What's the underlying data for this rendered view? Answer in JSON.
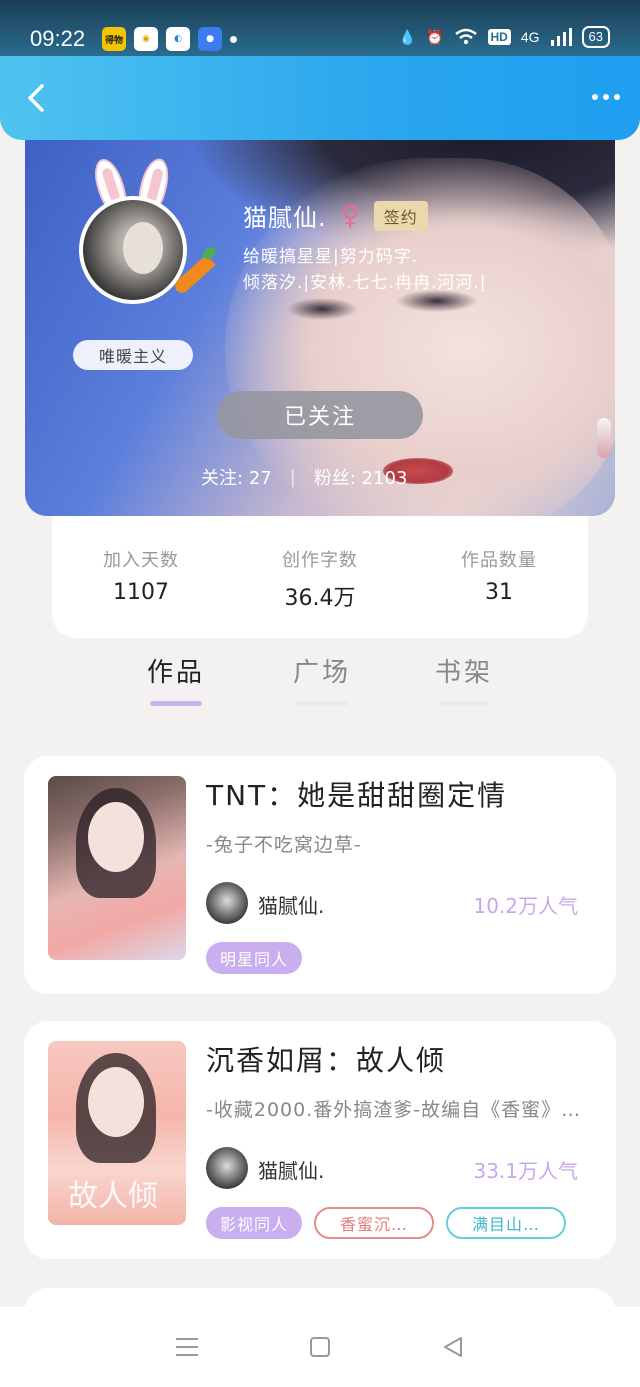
{
  "status_bar": {
    "time": "09:22",
    "apps": [
      "得物",
      "",
      "",
      ""
    ],
    "network": "4G",
    "hd": "HD",
    "battery": "63"
  },
  "colors": {
    "app_bar_accent": "#2aa6ee",
    "tab_underline_active": "#c9b4ee",
    "popularity": "#c6a8ec",
    "gender_female": "#f06a96"
  },
  "profile": {
    "nickname": "猫腻仙.",
    "gender_icon": "female-symbol-icon",
    "gender_symbol": "♀",
    "signed_badge": "签约",
    "bio_line1": "给暖搞星星|努力码字.",
    "bio_line2": "倾落汐.|安林.七七.冉冉.河河.|",
    "motto": "唯暖主义",
    "follow_button": "已关注",
    "following_label": "关注:",
    "following_count": "27",
    "divider": "|",
    "fans_label": "粉丝:",
    "fans_count": "2103"
  },
  "stats": [
    {
      "label": "加入天数",
      "value": "1107"
    },
    {
      "label": "创作字数",
      "value": "36.4万"
    },
    {
      "label": "作品数量",
      "value": "31"
    }
  ],
  "tabs": [
    {
      "label": "作品",
      "active": true
    },
    {
      "label": "广场",
      "active": false
    },
    {
      "label": "书架",
      "active": false
    }
  ],
  "books": [
    {
      "title": "TNT：她是甜甜圈定情",
      "subtitle": "-兔子不吃窝边草-",
      "author": "猫腻仙.",
      "popularity": "10.2万人气",
      "tags": [
        "明星同人"
      ]
    },
    {
      "title": "沉香如屑：故人倾",
      "subtitle": "-收藏2000.番外搞渣爹-故编自《香蜜》…",
      "author": "猫腻仙.",
      "popularity": "33.1万人气",
      "cover_text": "故人倾",
      "tags": [
        "影视同人",
        "香蜜沉…",
        "满目山…"
      ]
    }
  ]
}
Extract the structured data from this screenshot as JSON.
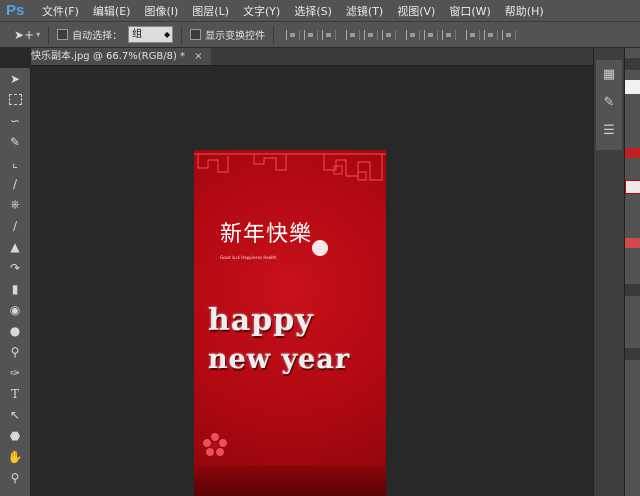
{
  "app": {
    "logo": "Ps"
  },
  "menu": [
    "文件(F)",
    "编辑(E)",
    "图像(I)",
    "图层(L)",
    "文字(Y)",
    "选择(S)",
    "滤镜(T)",
    "视图(V)",
    "窗口(W)",
    "帮助(H)"
  ],
  "options": {
    "tool_icon": "move-tool-icon",
    "auto_select_label": "自动选择：",
    "auto_select_value": "组",
    "show_transform_label": "显示变换控件"
  },
  "document": {
    "tab_title": "快乐副本.jpg @ 66.7%(RGB/8) *",
    "close": "×"
  },
  "artwork": {
    "cn_title": "新年快樂",
    "subtitle": "Good luck Happiness Health",
    "line1": "happy",
    "line2": "new year"
  },
  "colors": {
    "chrome": "#535353",
    "canvas_bg": "#282828",
    "art_red": "#c8101a",
    "ps_blue": "#56a2e0"
  }
}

__Work to complete__
Every line of text is to be repeated exactly; pictures are left out.

__Response below__
What's the underlying data for this rendered view? Answer in JSON.
{
  "status_bar": {
    "time": "09:22",
    "apps": [
      "得物",
      "",
      "",
      ""
    ],
    "network": "4G",
    "hd": "HD",
    "battery": "63"
  },
  "colors": {
    "app_bar_accent": "#2aa6ee",
    "tab_underline_active": "#c9b4ee",
    "popularity": "#c6a8ec",
    "gender_female": "#f06a96"
  },
  "profile": {
    "nickname": "猫腻仙.",
    "gender_icon": "female-symbol-icon",
    "gender_symbol": "♀",
    "signed_badge": "签约",
    "bio_line1": "给暖搞星星|努力码字.",
    "bio_line2": "倾落汐.|安林.七七.冉冉.河河.|",
    "motto": "唯暖主义",
    "follow_button": "已关注",
    "following_label": "关注:",
    "following_count": "27",
    "divider": "|",
    "fans_label": "粉丝:",
    "fans_count": "2103"
  },
  "stats": [
    {
      "label": "加入天数",
      "value": "1107"
    },
    {
      "label": "创作字数",
      "value": "36.4万"
    },
    {
      "label": "作品数量",
      "value": "31"
    }
  ],
  "tabs": [
    {
      "label": "作品",
      "active": true
    },
    {
      "label": "广场",
      "active": false
    },
    {
      "label": "书架",
      "active": false
    }
  ],
  "books": [
    {
      "title": "TNT：她是甜甜圈定情",
      "subtitle": "-兔子不吃窝边草-",
      "author": "猫腻仙.",
      "popularity": "10.2万人气",
      "tags": [
        "明星同人"
      ]
    },
    {
      "title": "沉香如屑：故人倾",
      "subtitle": "-收藏2000.番外搞渣爹-故编自《香蜜》…",
      "author": "猫腻仙.",
      "popularity": "33.1万人气",
      "cover_text": "故人倾",
      "tags": [
        "影视同人",
        "香蜜沉…",
        "满目山…"
      ]
    }
  ]
}
Extract the structured data from this screenshot as JSON.
{
  "app": {
    "logo": "Ps"
  },
  "menu": [
    "文件(F)",
    "编辑(E)",
    "图像(I)",
    "图层(L)",
    "文字(Y)",
    "选择(S)",
    "滤镜(T)",
    "视图(V)",
    "窗口(W)",
    "帮助(H)"
  ],
  "options": {
    "tool_icon": "move-tool-icon",
    "auto_select_label": "自动选择：",
    "auto_select_value": "组",
    "show_transform_label": "显示变换控件"
  },
  "document": {
    "tab_title": "快乐副本.jpg @ 66.7%(RGB/8) *",
    "close": "×"
  },
  "artwork": {
    "cn_title": "新年快樂",
    "subtitle": "Good luck Happiness Health",
    "line1": "happy",
    "line2": "new year"
  },
  "colors": {
    "chrome": "#535353",
    "canvas_bg": "#282828",
    "art_red": "#c8101a",
    "ps_blue": "#56a2e0"
  }
}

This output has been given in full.